**The problem**
Filter the items below and copy out each line that contains the string "http".

Dataset excerpt
begin
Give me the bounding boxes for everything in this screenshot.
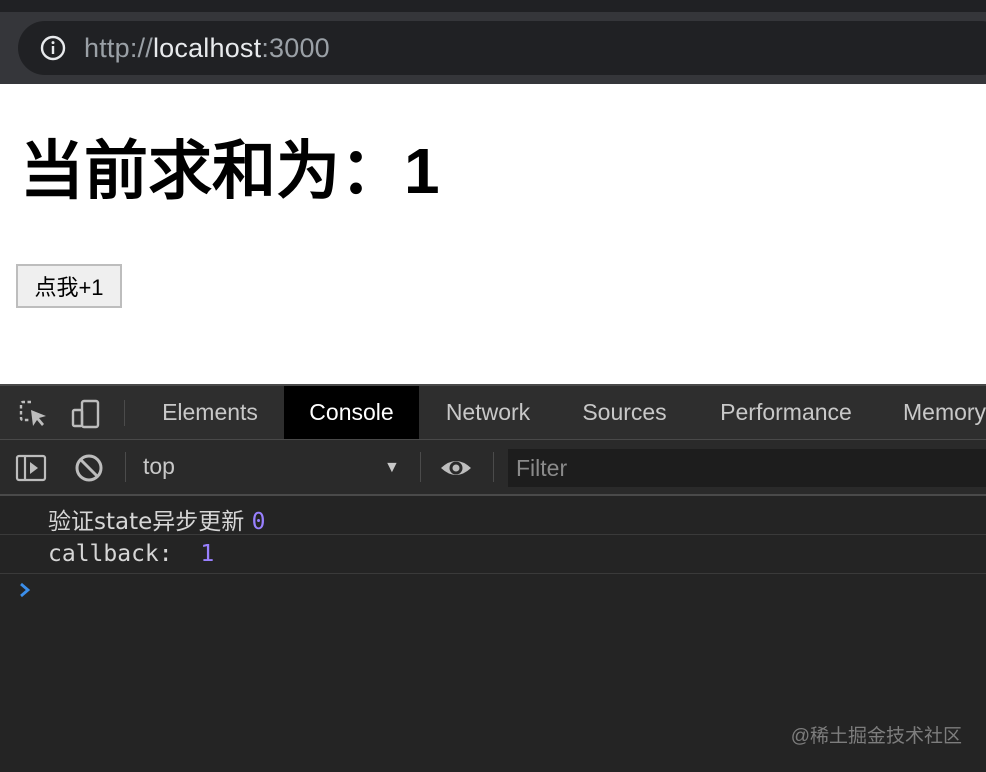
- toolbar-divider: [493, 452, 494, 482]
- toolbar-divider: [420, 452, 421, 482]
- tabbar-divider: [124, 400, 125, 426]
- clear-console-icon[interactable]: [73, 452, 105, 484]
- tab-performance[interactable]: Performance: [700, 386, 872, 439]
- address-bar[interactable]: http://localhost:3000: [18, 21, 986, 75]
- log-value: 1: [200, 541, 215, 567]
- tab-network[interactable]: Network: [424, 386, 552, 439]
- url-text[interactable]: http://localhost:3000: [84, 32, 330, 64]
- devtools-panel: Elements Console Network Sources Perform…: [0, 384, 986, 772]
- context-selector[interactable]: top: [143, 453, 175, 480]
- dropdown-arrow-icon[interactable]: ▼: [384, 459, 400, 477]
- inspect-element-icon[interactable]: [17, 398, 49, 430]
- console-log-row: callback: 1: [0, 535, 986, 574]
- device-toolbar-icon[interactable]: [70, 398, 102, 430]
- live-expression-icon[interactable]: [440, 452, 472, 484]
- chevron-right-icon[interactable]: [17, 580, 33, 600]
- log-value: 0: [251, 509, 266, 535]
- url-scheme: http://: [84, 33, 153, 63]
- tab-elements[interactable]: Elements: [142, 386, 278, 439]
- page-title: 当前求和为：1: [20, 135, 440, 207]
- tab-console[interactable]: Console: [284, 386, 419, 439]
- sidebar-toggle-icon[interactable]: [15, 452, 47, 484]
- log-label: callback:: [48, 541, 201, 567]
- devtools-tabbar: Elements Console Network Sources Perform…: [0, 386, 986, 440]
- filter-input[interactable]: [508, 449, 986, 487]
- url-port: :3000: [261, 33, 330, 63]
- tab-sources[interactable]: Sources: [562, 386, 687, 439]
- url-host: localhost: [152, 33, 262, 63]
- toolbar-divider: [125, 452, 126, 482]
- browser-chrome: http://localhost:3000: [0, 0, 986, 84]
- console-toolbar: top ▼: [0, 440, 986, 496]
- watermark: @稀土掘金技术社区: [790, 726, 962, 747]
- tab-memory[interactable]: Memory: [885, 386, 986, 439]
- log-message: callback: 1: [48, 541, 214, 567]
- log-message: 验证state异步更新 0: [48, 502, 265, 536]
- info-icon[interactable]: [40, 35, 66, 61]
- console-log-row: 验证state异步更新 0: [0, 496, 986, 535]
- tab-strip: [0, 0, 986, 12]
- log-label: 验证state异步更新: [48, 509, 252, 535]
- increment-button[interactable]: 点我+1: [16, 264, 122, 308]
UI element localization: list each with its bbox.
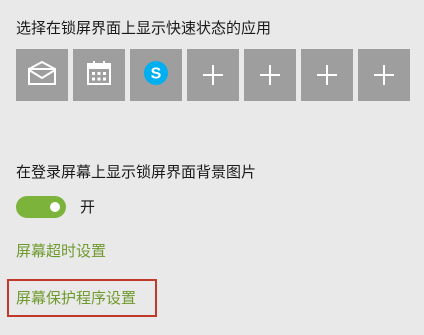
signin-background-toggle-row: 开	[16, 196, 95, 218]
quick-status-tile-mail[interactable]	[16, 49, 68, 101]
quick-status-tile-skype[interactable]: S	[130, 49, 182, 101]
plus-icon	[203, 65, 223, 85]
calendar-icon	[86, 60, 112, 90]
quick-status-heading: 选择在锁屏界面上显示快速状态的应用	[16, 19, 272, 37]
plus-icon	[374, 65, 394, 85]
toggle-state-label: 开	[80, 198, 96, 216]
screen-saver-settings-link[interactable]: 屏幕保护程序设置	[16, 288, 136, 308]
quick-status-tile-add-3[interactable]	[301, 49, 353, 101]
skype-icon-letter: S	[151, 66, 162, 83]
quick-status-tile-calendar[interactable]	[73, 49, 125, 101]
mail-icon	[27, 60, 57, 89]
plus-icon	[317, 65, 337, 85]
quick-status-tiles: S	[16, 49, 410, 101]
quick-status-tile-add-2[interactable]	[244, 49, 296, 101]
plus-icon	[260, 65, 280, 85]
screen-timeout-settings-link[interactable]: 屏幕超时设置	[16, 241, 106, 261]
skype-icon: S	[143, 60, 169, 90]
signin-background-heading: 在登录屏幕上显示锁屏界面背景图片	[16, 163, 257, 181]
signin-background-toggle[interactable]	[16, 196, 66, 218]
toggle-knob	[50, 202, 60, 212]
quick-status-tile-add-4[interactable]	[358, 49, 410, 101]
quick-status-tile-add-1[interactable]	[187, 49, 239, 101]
end
**Result below**
- address-bar[interactable]: http://localhost:3000: [18, 21, 986, 75]
- url-text[interactable]: http://localhost:3000: [84, 32, 330, 64]
- url-scheme: http://: [84, 33, 153, 63]
- browser-chrome: http://localhost:3000: [0, 0, 986, 84]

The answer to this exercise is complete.